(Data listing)

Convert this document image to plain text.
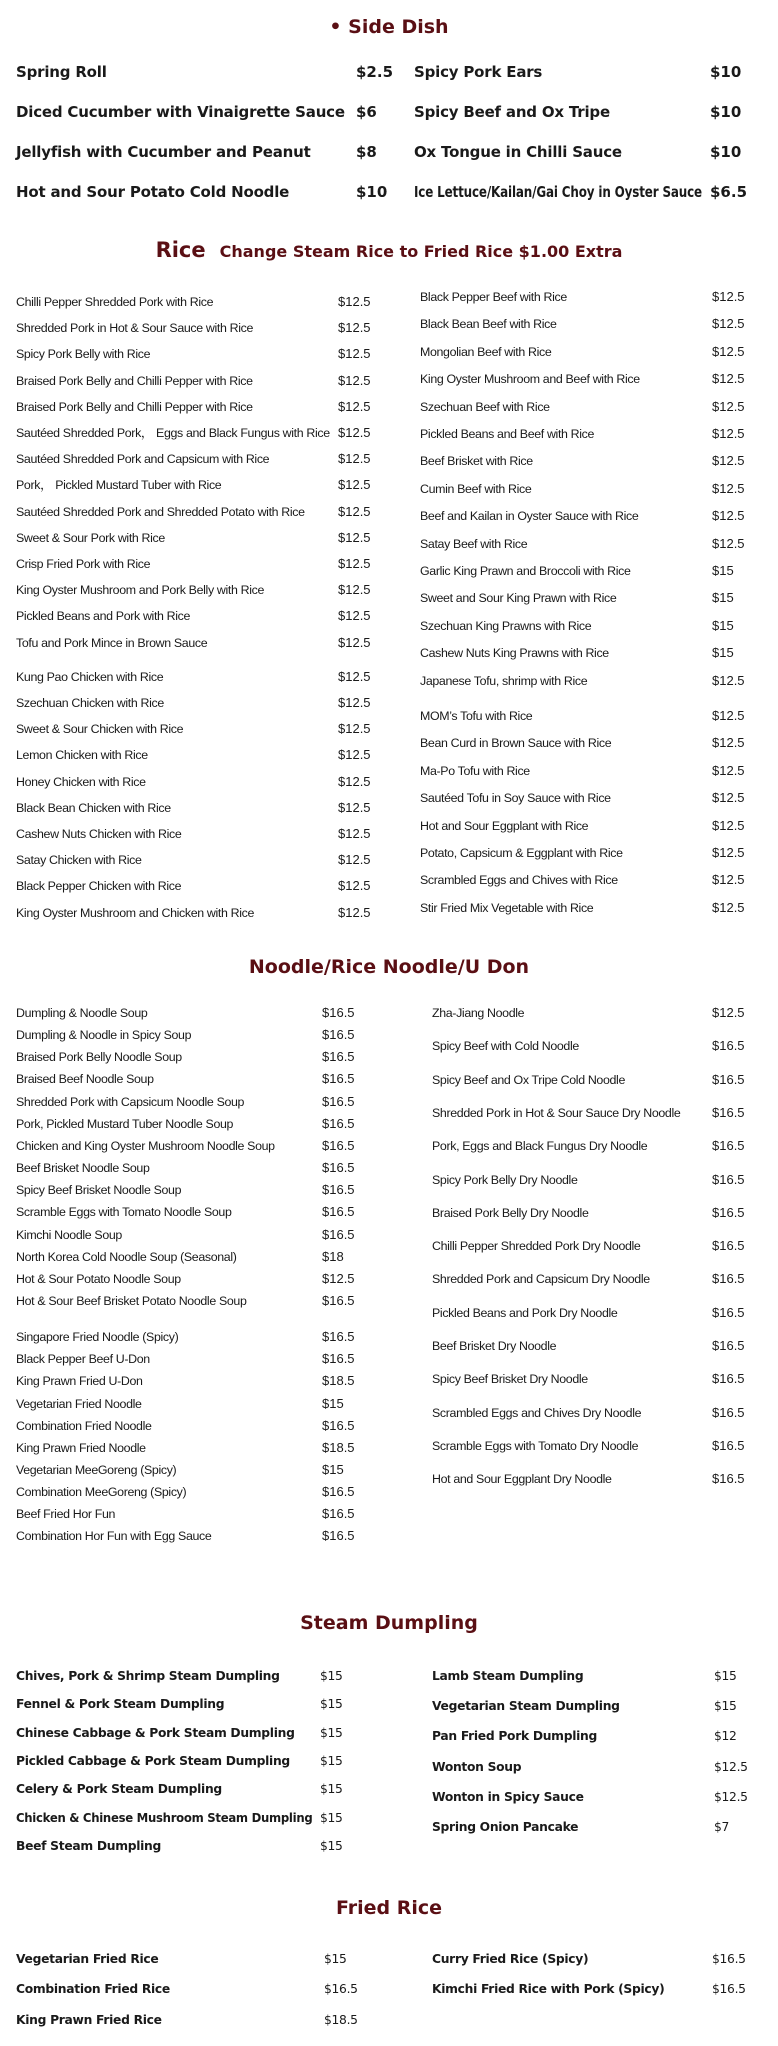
• Side Dish
Spring Roll	$2.5
Diced Cucumber with Vinaigrette Sauce $6
Jellyfish with Cucumber and Peanut	$8
Hot and Sour Potato Cold Noodle	$10
Spicy Pork Ears	$10
Spicy Beef and Ox Tripe	$10
Ox Tongue in Chilli Sauce	$10
Ice Lettuce/Kailan/Gai Choy in Oyster Sauce $6.5
Rice Change Steam Rice to Fried Rice $1.00 Extra
Chilli Pepper Shredded Pork with Rice	$12.5
Shredded Pork in Hot & Sour Sauce with Rice	$12.5
Spicy Pork Belly with Rice	$12.5
Braised Pork Belly and Chilli Pepper with Rice	$12.5
Braised Pork Belly and Chilli Pepper with Rice	$12.5
Sautéed Shredded Pork， Eggs and Black Fungus with Rice $12.5
Sautéed Shredded Pork and Capsicum with Rice	$12.5
Pork， Pickled Mustard Tuber with Rice	$12.5
Sautéed Shredded Pork and Shredded Potato with Rice	$12.5
Sweet & Sour Pork with Rice	$12.5
Crisp Fried Pork with Rice	$12.5
King Oyster Mushroom and Pork Belly with Rice	$12.5
Pickled Beans and Pork with Rice	$12.5
Tofu and Pork Mince in Brown Sauce	$12.5
Kung Pao Chicken with Rice	$12.5
Szechuan Chicken with Rice	$12.5
Sweet & Sour Chicken with Rice	$12.5
Lemon Chicken with Rice	$12.5
Honey Chicken with Rice	$12.5
Black Bean Chicken with Rice	$12.5
Cashew Nuts Chicken with Rice	$12.5
Satay Chicken with Rice	$12.5
Black Pepper Chicken with Rice	$12.5
King Oyster Mushroom and Chicken with Rice	$12.5
Black Pepper Beef with Rice	$12.5
Black Bean Beef with Rice	$12.5
Mongolian Beef with Rice	$12.5
King Oyster Mushroom and Beef with Rice	$12.5
Szechuan Beef with Rice	$12.5
Pickled Beans and Beef with Rice	$12.5
Beef Brisket with Rice	$12.5
Cumin Beef with Rice	$12.5
Beef and Kailan in Oyster Sauce with Rice	$12.5
Satay Beef with Rice	$12.5
Garlic King Prawn and Broccoli with Rice	$15
Sweet and Sour King Prawn with Rice	$15
Szechuan King Prawns with Rice	$15
Cashew Nuts King Prawns with Rice	$15
Japanese Tofu, shrimp with Rice	$12.5
MOM’s Tofu with Rice	$12.5
Bean Curd in Brown Sauce with Rice	$12.5
Ma-Po Tofu with Rice	$12.5
Sautéed Tofu in Soy Sauce with Rice	$12.5
Hot and Sour Eggplant with Rice	$12.5
Potato, Capsicum & Eggplant with Rice	$12.5
Scrambled Eggs and Chives with Rice	$12.5
Stir Fried Mix Vegetable with Rice	$12.5
Noodle/Rice Noodle/U Don
Dumpling & Noodle Soup	$16.5
Dumpling & Noodle in Spicy Soup	$16.5
Braised Pork Belly Noodle Soup	$16.5
Braised Beef Noodle Soup	$16.5
Shredded Pork with Capsicum Noodle Soup	$16.5
Pork, Pickled Mustard Tuber Noodle Soup	$16.5
Chicken and King Oyster Mushroom Noodle Soup	$16.5
Beef Brisket Noodle Soup	$16.5
Spicy Beef Brisket Noodle Soup	$16.5
Scramble Eggs with Tomato Noodle Soup	$16.5
Kimchi Noodle Soup	$16.5
North Korea Cold Noodle Soup (Seasonal)	$18
Hot & Sour Potato Noodle Soup	$12.5
Hot & Sour Beef Brisket Potato Noodle Soup	$16.5
Singapore Fried Noodle (Spicy)	$16.5
Black Pepper Beef U-Don	$16.5
King Prawn Fried U-Don	$18.5
Vegetarian Fried Noodle	$15
Combination Fried Noodle	$16.5
King Prawn Fried Noodle	$18.5
Vegetarian MeeGoreng (Spicy)	$15
Combination MeeGoreng (Spicy)	$16.5
Beef Fried Hor Fun	$16.5
Combination Hor Fun with Egg Sauce	$16.5
Zha-Jiang Noodle	$12.5
Spicy Beef with Cold Noodle	$16.5
Spicy Beef and Ox Tripe Cold Noodle	$16.5
Shredded Pork in Hot & Sour Sauce Dry Noodle $16.5
Pork, Eggs and Black Fungus Dry Noodle	$16.5
Spicy Pork Belly Dry Noodle	$16.5
Braised Pork Belly Dry Noodle	$16.5
Chilli Pepper Shredded Pork Dry Noodle	$16.5
Shredded Pork and Capsicum Dry Noodle	$16.5
Pickled Beans and Pork Dry Noodle	$16.5
Beef Brisket Dry Noodle	$16.5
Spicy Beef Brisket Dry Noodle	$16.5
Scrambled Eggs and Chives Dry Noodle	$16.5
Scramble Eggs with Tomato Dry Noodle	$16.5
Hot and Sour Eggplant Dry Noodle	$16.5
Steam Dumpling
Chives, Pork & Shrimp Steam Dumpling	$15
Fennel & Pork Steam Dumpling	$15
Chinese Cabbage & Pork Steam Dumpling $15
Pickled Cabbage & Pork Steam Dumpling $15
Celery & Pork Steam Dumpling	$15
Chicken & Chinese Mushroom Steam Dumpling $15
Beef Steam Dumpling	$15
Lamb Steam Dumpling	$15
Vegetarian Steam Dumpling	$15
Pan Fried Pork Dumpling	$12
Wonton Soup	$12.5
Wonton in Spicy Sauce	$12.5
Spring Onion Pancake	$7
Fried Rice
Vegetarian Fried Rice	$15
Combination Fried Rice	$16.5
King Prawn Fried Rice	$18.5
Curry Fried Rice (Spicy)	$16.5
Kimchi Fried Rice with Pork (Spicy)	$16.5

## TO BE DONE
Except for the pictures, give all the material above again verbatim.

## EXERCISE SOLUTION
Convert this document image to plain text.
• Side Dish
Spring Roll	$2.5
Diced Cucumber with Vinaigrette Sauce $6
Jellyfish with Cucumber and Peanut	$8
Hot and Sour Potato Cold Noodle	$10
Spicy Pork Ears	$10
Spicy Beef and Ox Tripe	$10
Ox Tongue in Chilli Sauce	$10
Ice Lettuce/Kailan/Gai Choy in Oyster Sauce $6.5
Rice Change Steam Rice to Fried Rice $1.00 Extra
Chilli Pepper Shredded Pork with Rice	$12.5
Shredded Pork in Hot & Sour Sauce with Rice	$12.5
Spicy Pork Belly with Rice	$12.5
Braised Pork Belly and Chilli Pepper with Rice	$12.5
Braised Pork Belly and Chilli Pepper with Rice	$12.5
Sautéed Shredded Pork， Eggs and Black Fungus with Rice $12.5
Sautéed Shredded Pork and Capsicum with Rice	$12.5
Pork， Pickled Mustard Tuber with Rice	$12.5
Sautéed Shredded Pork and Shredded Potato with Rice	$12.5
Sweet & Sour Pork with Rice	$12.5
Crisp Fried Pork with Rice	$12.5
King Oyster Mushroom and Pork Belly with Rice	$12.5
Pickled Beans and Pork with Rice	$12.5
Tofu and Pork Mince in Brown Sauce	$12.5
Kung Pao Chicken with Rice	$12.5
Szechuan Chicken with Rice	$12.5
Sweet & Sour Chicken with Rice	$12.5
Lemon Chicken with Rice	$12.5
Honey Chicken with Rice	$12.5
Black Bean Chicken with Rice	$12.5
Cashew Nuts Chicken with Rice	$12.5
Satay Chicken with Rice	$12.5
Black Pepper Chicken with Rice	$12.5
King Oyster Mushroom and Chicken with Rice	$12.5
Black Pepper Beef with Rice	$12.5
Black Bean Beef with Rice	$12.5
Mongolian Beef with Rice	$12.5
King Oyster Mushroom and Beef with Rice	$12.5
Szechuan Beef with Rice	$12.5
Pickled Beans and Beef with Rice	$12.5
Beef Brisket with Rice	$12.5
Cumin Beef with Rice	$12.5
Beef and Kailan in Oyster Sauce with Rice	$12.5
Satay Beef with Rice	$12.5
Garlic King Prawn and Broccoli with Rice	$15
Sweet and Sour King Prawn with Rice	$15
Szechuan King Prawns with Rice	$15
Cashew Nuts King Prawns with Rice	$15
Japanese Tofu, shrimp with Rice	$12.5
MOM’s Tofu with Rice	$12.5
Bean Curd in Brown Sauce with Rice	$12.5
Ma-Po Tofu with Rice	$12.5
Sautéed Tofu in Soy Sauce with Rice	$12.5
Hot and Sour Eggplant with Rice	$12.5
Potato, Capsicum & Eggplant with Rice	$12.5
Scrambled Eggs and Chives with Rice	$12.5
Stir Fried Mix Vegetable with Rice	$12.5
Noodle/Rice Noodle/U Don
Dumpling & Noodle Soup	$16.5
Dumpling & Noodle in Spicy Soup	$16.5
Braised Pork Belly Noodle Soup	$16.5
Braised Beef Noodle Soup	$16.5
Shredded Pork with Capsicum Noodle Soup	$16.5
Pork, Pickled Mustard Tuber Noodle Soup	$16.5
Chicken and King Oyster Mushroom Noodle Soup	$16.5
Beef Brisket Noodle Soup	$16.5
Spicy Beef Brisket Noodle Soup	$16.5
Scramble Eggs with Tomato Noodle Soup	$16.5
Kimchi Noodle Soup	$16.5
North Korea Cold Noodle Soup (Seasonal)	$18
Hot & Sour Potato Noodle Soup	$12.5
Hot & Sour Beef Brisket Potato Noodle Soup	$16.5
Singapore Fried Noodle (Spicy)	$16.5
Black Pepper Beef U-Don	$16.5
King Prawn Fried U-Don	$18.5
Vegetarian Fried Noodle	$15
Combination Fried Noodle	$16.5
King Prawn Fried Noodle	$18.5
Vegetarian MeeGoreng (Spicy)	$15
Combination MeeGoreng (Spicy)	$16.5
Beef Fried Hor Fun	$16.5
Combination Hor Fun with Egg Sauce	$16.5
Zha-Jiang Noodle	$12.5
Spicy Beef with Cold Noodle	$16.5
Spicy Beef and Ox Tripe Cold Noodle	$16.5
Shredded Pork in Hot & Sour Sauce Dry Noodle $16.5
Pork, Eggs and Black Fungus Dry Noodle	$16.5
Spicy Pork Belly Dry Noodle	$16.5
Braised Pork Belly Dry Noodle	$16.5
Chilli Pepper Shredded Pork Dry Noodle	$16.5
Shredded Pork and Capsicum Dry Noodle	$16.5
Pickled Beans and Pork Dry Noodle	$16.5
Beef Brisket Dry Noodle	$16.5
Spicy Beef Brisket Dry Noodle	$16.5
Scrambled Eggs and Chives Dry Noodle	$16.5
Scramble Eggs with Tomato Dry Noodle	$16.5
Hot and Sour Eggplant Dry Noodle	$16.5
Steam Dumpling
Chives, Pork & Shrimp Steam Dumpling	$15
Fennel & Pork Steam Dumpling	$15
Chinese Cabbage & Pork Steam Dumpling $15
Pickled Cabbage & Pork Steam Dumpling $15
Celery & Pork Steam Dumpling	$15
Chicken & Chinese Mushroom Steam Dumpling $15
Beef Steam Dumpling	$15
Lamb Steam Dumpling	$15
Vegetarian Steam Dumpling	$15
Pan Fried Pork Dumpling	$12
Wonton Soup	$12.5
Wonton in Spicy Sauce	$12.5
Spring Onion Pancake	$7
Fried Rice
Vegetarian Fried Rice	$15
Combination Fried Rice	$16.5
King Prawn Fried Rice	$18.5
Curry Fried Rice (Spicy)	$16.5
Kimchi Fried Rice with Pork (Spicy)	$16.5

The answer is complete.